═════ Brano da leggere
L’incapacità dell’Unione europea di far fronte a questa tragedia epocale, esplosa otto anni fa, si somma alla sua impotenza nella politica estera e nelle relazioni con i paesi vicini, recentemente definito “il cappotto vuoto dell’Europa”.
Quest’impotenza è stata confermata nel “dialogo” con la Turchia dove la natura bicefala dell’Unione europea ha mostrato tutta la sua inconsistenza, nella sua cecità davanti alla realtà di quel che avviene in Libia e più in generale nelle relazioni con i paesi mediterranei e con tutto il continente africano.
Il dibattito sulla autonomia strategica dell’Unione europea in una dimensione planetaria appare in questo quadro paradossale perché è evidente che tale autonomia non può derivare solo dalla sua indipendenza nella dimensione della sicurezza e della difesa dagli Stati Uniti ma dalla sua capacità di essere un attore globale internazionale in un mondo instabile dove prevalgono sempre di più tendenze autoritarie, volontà di sopraffazione e inaccettabili ingerenze nella vita delle nostre società democratiche.
Si riapre il cantiere dell’Unione europea?
Sotto questa luce l’avvio della Conferenza sul futuro dell’Europa non può essere legato ad una scelta teorica ed astratta fra diversi modelli di integrazione europea ma ad un confronto fra due alternative: la condivisione della sovranità all’interno di una comunità fondata sui valori della libertà, della solidarietà, dell’uguaglianza, della giustizia sociale, della democrazia e dello stato di diritto o il conflitto continuo e paralizzante fra apparenti interessi nazionali.
L’idea di uno spazio pubblico dedicato al futuro dell’Europa – e non di un cantiere “vietato ai non addetti ai lavori” – in cui la dimensione della democrazia partecipativa e quella della democrazia rappresentativa si possano ritrovare su un piano di eguaglianza o ancor di più in cui si sperimentino modelli di scrittura collettiva a livello europeo simili a quelli realizzati in Irlanda, in Islanda e in Belgio rischia di trasformarsi in una gigantesca operazione di consultazioni nazionali già inutilmente sperimentate nel 2018 lasciando poi alle istituzioni il compito di tradurre le narrazioni delle cittadine e dei cittadini europei in aride raccomandazioni sottoposte all’esame delle stesse istituzioni che le avranno scritte.
In questo quadro, deve essere sostenuta la posizione espressa dal Parlamento europeo relativa ad un’ampia composizione della Conferenza che garantisca la presenza attiva di tutte le forze politiche a livello nazionale ed europeo nel rispetto dei principi di una democrazia multilivello nello stesso tempo rappresentativa (i parlamenti) e di prossimità (i poteri locali e regionali). È contemporaneamente indispensabile che le conclusioni dei dibattiti siano adottate dalla Conferenza stessa e non dal Comitato esecutivo per tradurre in un rapporto di insieme i diversi orientamenti che si saranno espressi sulla piattaforma, nei panels e nelle sessioni plenarie.
══════════
═════ Record del dataset
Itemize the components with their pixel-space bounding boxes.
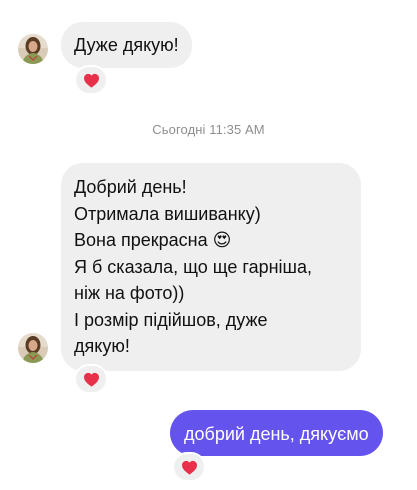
chat-thread: Дуже дякую! Сьогодні 11:35 AM Добрий ден…	[0, 0, 417, 490]
message-bubble-incoming[interactable]: Дуже дякую!	[61, 22, 192, 68]
message-bubble-incoming[interactable]: Добрий день! Отримала вишиванку) Вона пр…	[61, 163, 361, 371]
message-text: Я б сказала, що ще гарніша,	[74, 256, 312, 277]
heart-icon	[83, 73, 99, 88]
message-text: Дуже дякую!	[74, 35, 179, 55]
message-text: Добрий день!	[74, 177, 187, 197]
message-text: Отримала вишиванку)	[74, 203, 261, 224]
message-text: І розмір підійшов, дуже	[74, 309, 268, 330]
contact-avatar[interactable]	[18, 34, 48, 64]
contact-avatar[interactable]	[18, 333, 48, 363]
message-text: дякую!	[74, 336, 130, 356]
message-reaction[interactable]	[172, 452, 206, 482]
avatar-image	[18, 34, 48, 64]
message-reaction[interactable]	[74, 364, 108, 394]
heart-icon	[83, 372, 99, 387]
message-text: Вона прекрасна 😍	[74, 230, 232, 250]
message-text: добрий день, дякуємо	[184, 424, 369, 444]
message-reaction[interactable]	[74, 65, 108, 95]
heart-icon	[181, 460, 197, 475]
message-bubble-outgoing[interactable]: добрий день, дякуємо	[170, 410, 383, 456]
message-text: ніж на фото))	[74, 283, 185, 303]
date-separator: Сьогодні 11:35 AM	[152, 122, 265, 137]
avatar-image	[18, 333, 48, 363]
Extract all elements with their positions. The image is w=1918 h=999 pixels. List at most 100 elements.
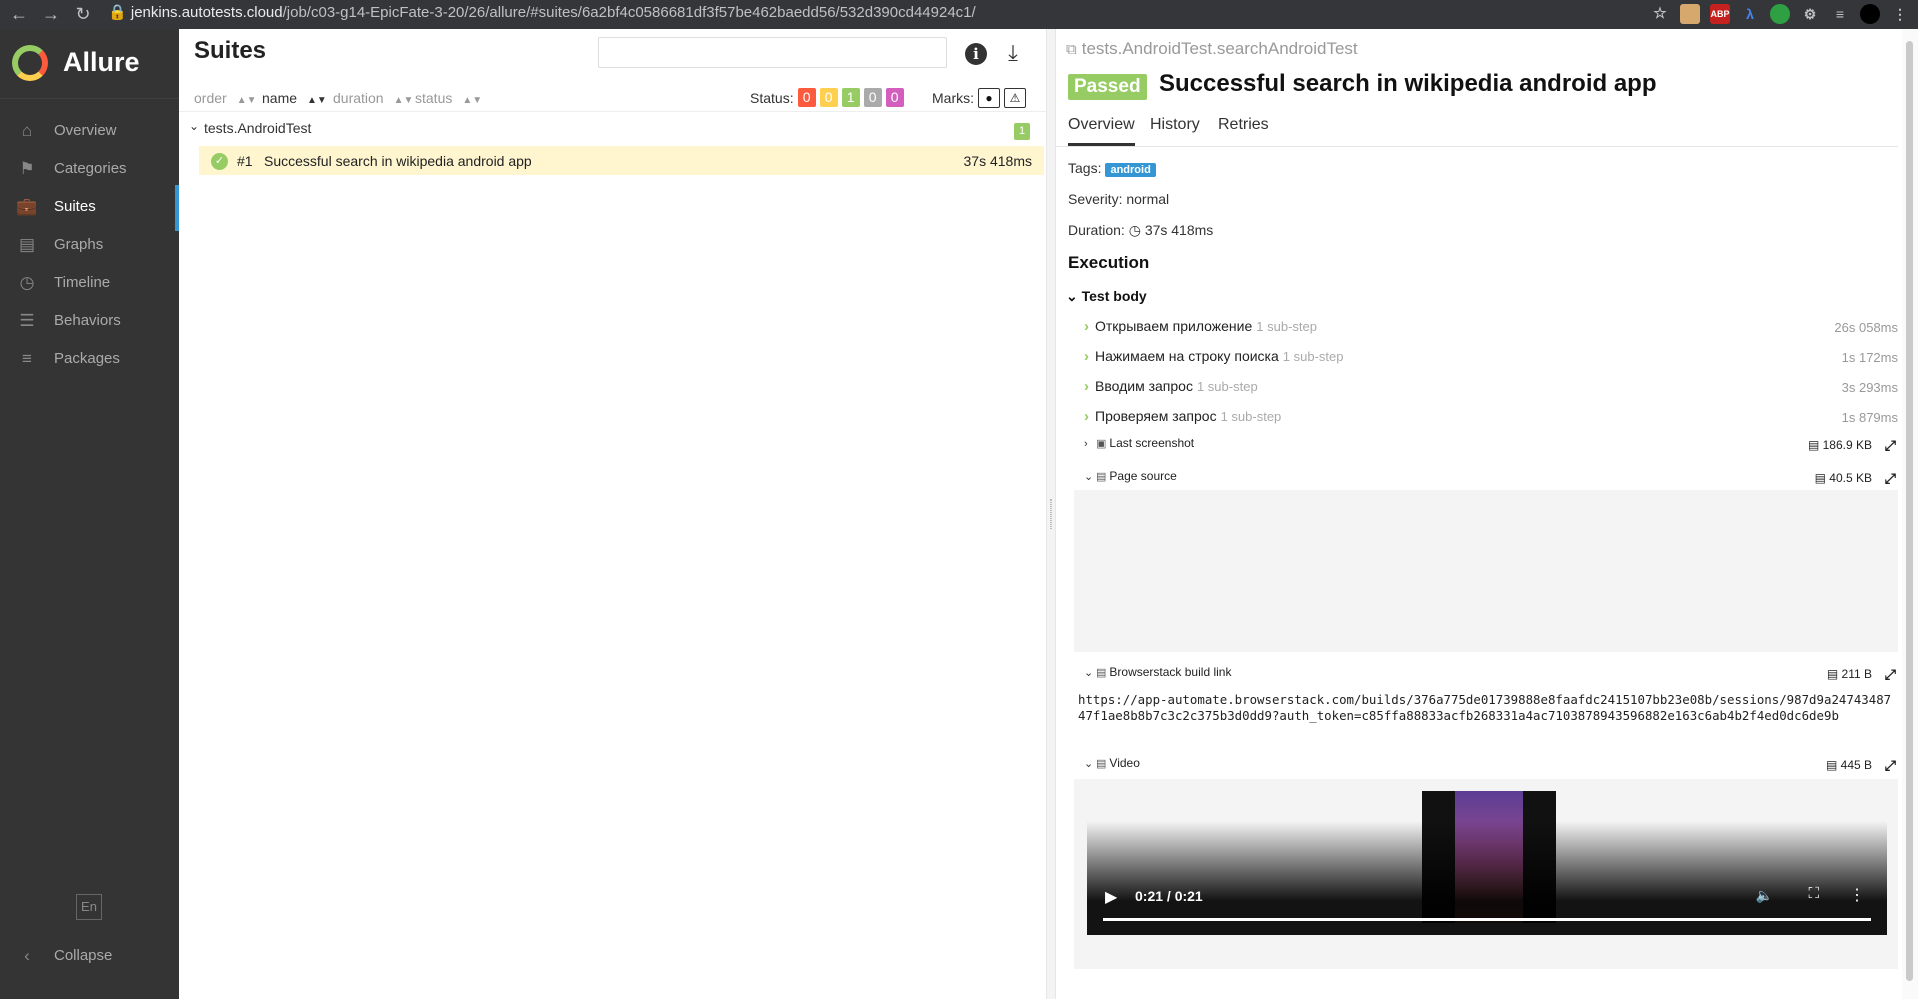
step-name: Открываем приложение [1095, 318, 1253, 334]
extension-avatar-icon[interactable] [1680, 4, 1700, 24]
sidebar-item-label: Suites [54, 198, 96, 215]
sort-order[interactable]: order ▲▼ [194, 90, 256, 106]
step-duration: 3s 293ms [1841, 380, 1898, 395]
step-row[interactable]: › Вводим запрос 1 sub-step 3s 293ms [1084, 378, 1898, 400]
marks-filter: Marks: ● ⚠ [932, 88, 1026, 108]
test-body-toggle[interactable]: ⌄ Test body [1066, 288, 1147, 305]
file-size-icon: ▤ [1826, 667, 1839, 681]
expand-icon[interactable]: ⤢ [1885, 470, 1896, 487]
test-number: #1 [237, 153, 253, 169]
attachment-row[interactable]: › ▣ Last screenshot ▤ 186.9 KB ⤢ [1084, 436, 1898, 458]
attachment-size: ▤ 186.9 KB [1808, 438, 1872, 452]
attachment-name: Browserstack build link [1109, 665, 1232, 679]
warning-icon[interactable]: ⚠ [1004, 88, 1026, 108]
expand-icon[interactable]: ⤢ [1885, 437, 1896, 454]
sidebar-item-label: Graphs [54, 236, 104, 253]
duration-label: Duration: [1068, 222, 1125, 238]
attachment-row[interactable]: ⌄ ▤ Video ▤ 445 B ⤢ [1084, 756, 1898, 778]
lock-icon: 🔒 [108, 4, 127, 21]
text-file-icon: ▤ [1096, 667, 1107, 679]
attachment-row[interactable]: ⌄ ▤ Page source ▤ 40.5 KB ⤢ [1084, 469, 1898, 491]
step-name: Проверяем запрос [1095, 408, 1217, 424]
video-player[interactable]: ▶ 0:21 / 0:21 🔈 ⛶ ⋮ [1087, 779, 1887, 935]
collapse-button[interactable]: ‹ Collapse [0, 934, 179, 974]
bar-chart-icon: ▤ [18, 235, 36, 254]
volume-icon[interactable]: 🔈 [1756, 887, 1773, 904]
forward-icon[interactable]: → [40, 3, 62, 25]
info-icon[interactable]: i [965, 43, 987, 65]
sort-duration-label: duration [333, 90, 384, 106]
reading-list-icon[interactable]: ≡ [1830, 4, 1850, 24]
play-icon[interactable]: ▶ [1105, 887, 1117, 907]
status-broken-toggle[interactable]: 0 [819, 88, 838, 107]
splitter-grip [1050, 499, 1052, 529]
clock-icon: ◷ [1128, 222, 1141, 238]
build-link-text[interactable]: https://app-automate.browserstack.com/bu… [1078, 692, 1898, 724]
address-bar[interactable]: 🔒 jenkins.autotests.cloud/job/c03-g14-Ep… [108, 1, 1638, 25]
star-icon[interactable]: ☆ [1650, 4, 1670, 24]
copy-icon[interactable]: ⧉ [1066, 41, 1077, 58]
sidebar-item-label: Packages [54, 350, 120, 367]
profile-avatar-icon[interactable] [1860, 4, 1880, 24]
tab-overview[interactable]: Overview [1068, 116, 1135, 146]
status-unknown-toggle[interactable]: 0 [885, 88, 904, 107]
translate-icon[interactable]: λ [1740, 4, 1760, 24]
duration-value: 37s 418ms [1144, 222, 1214, 238]
file-size-icon: ▤ [1807, 438, 1820, 452]
status-skipped-toggle[interactable]: 0 [863, 88, 882, 107]
more-options-icon[interactable]: ⋮ [1849, 885, 1865, 905]
chevron-down-icon: ⌄ [1066, 288, 1078, 304]
table-row[interactable]: ✓ #1 Successful search in wikipedia andr… [199, 146, 1044, 175]
back-icon[interactable]: ← [8, 3, 30, 25]
sort-duration[interactable]: duration ▲▼ [333, 90, 413, 106]
scrollbar-thumb[interactable] [1906, 41, 1913, 981]
sort-status[interactable]: status ▲▼ [415, 90, 482, 106]
step-duration: 1s 879ms [1841, 410, 1898, 425]
step-row[interactable]: › Нажимаем на строку поиска 1 sub-step 1s … [1084, 348, 1898, 370]
evernote-icon[interactable] [1770, 4, 1790, 24]
sort-name[interactable]: name ▲▼ [262, 90, 327, 106]
chevron-right-icon: › [1084, 348, 1089, 365]
step-row[interactable]: › Проверяем запрос 1 sub-step 1s 879ms [1084, 408, 1898, 430]
step-row[interactable]: › Открываем приложение 1 sub-step 26s 058m… [1084, 318, 1898, 340]
briefcase-icon: 💼 [16, 197, 38, 216]
sort-icon: ▲▼ [393, 95, 414, 106]
test-name: Successful search in wikipedia android a… [264, 153, 532, 169]
allure-logo[interactable]: Allure [0, 29, 179, 99]
status-failed-toggle[interactable]: 0 [797, 88, 816, 107]
file-size-icon: ▤ [1814, 471, 1826, 485]
status-badge: Passed [1068, 74, 1147, 100]
expand-icon[interactable]: ⤢ [1885, 666, 1896, 683]
language-switch[interactable]: En [76, 894, 102, 920]
clock-icon: ◷ [19, 273, 35, 292]
puzzle-icon[interactable]: ⚙ [1800, 4, 1820, 24]
page-source-preview[interactable] [1074, 490, 1898, 652]
sidebar-item-label: Categories [54, 160, 127, 177]
tag-badge[interactable]: android [1105, 163, 1156, 177]
status-passed-toggle[interactable]: 1 [841, 88, 860, 107]
menu-dots-icon[interactable]: ⋮ [1890, 4, 1910, 24]
expand-icon[interactable]: ⤢ [1885, 757, 1896, 774]
pane-splitter[interactable] [1046, 29, 1056, 999]
flaky-bomb-icon[interactable]: ● [978, 88, 1000, 108]
sidebar-item-packages[interactable]: ≡ Packages [0, 337, 179, 381]
tab-history[interactable]: History [1150, 116, 1200, 143]
download-icon[interactable]: ⤓ [1001, 41, 1025, 65]
adblock-icon[interactable]: ABP [1710, 4, 1730, 24]
chevron-right-icon: › [1084, 408, 1089, 425]
sort-icon: ▲▼ [462, 95, 483, 106]
chevron-left-icon: ‹ [24, 946, 30, 965]
attachment-row[interactable]: ⌄ ▤ Browserstack build link ▤ 211 B ⤢ [1084, 665, 1898, 687]
video-controls: ▶ 0:21 / 0:21 🔈 ⛶ ⋮ [1087, 821, 1887, 935]
video-progress-bar[interactable] [1103, 918, 1871, 921]
search-input[interactable] [598, 37, 947, 68]
suite-group-row[interactable]: ⌄ tests.AndroidTest 1 [179, 115, 1046, 143]
list-icon: ☰ [19, 311, 35, 330]
reload-icon[interactable]: ↻ [72, 3, 94, 25]
chevron-down-icon: ⌄ [1084, 758, 1094, 770]
attachment-size: ▤ 211 B [1827, 667, 1872, 681]
fullscreen-icon[interactable]: ⛶ [1808, 885, 1819, 902]
scrollbar[interactable] [1902, 29, 1918, 999]
browser-toolbar: ← → ↻ 🔒 jenkins.autotests.cloud/job/c03-… [0, 0, 1918, 29]
tab-retries[interactable]: Retries [1218, 116, 1269, 143]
══════════
- [Consegna]:
Elenchi tutti i valori su cui, nel brano sul futuro dell'Europa, è fondata la comunità all'interno della quale condividere la sovranità. I record costituiscono un materiale distinto dal brano.

- [Risposta]:
Libertà, solidarietà, uguaglianza, giustizia sociale, democrazia, stato di diritto.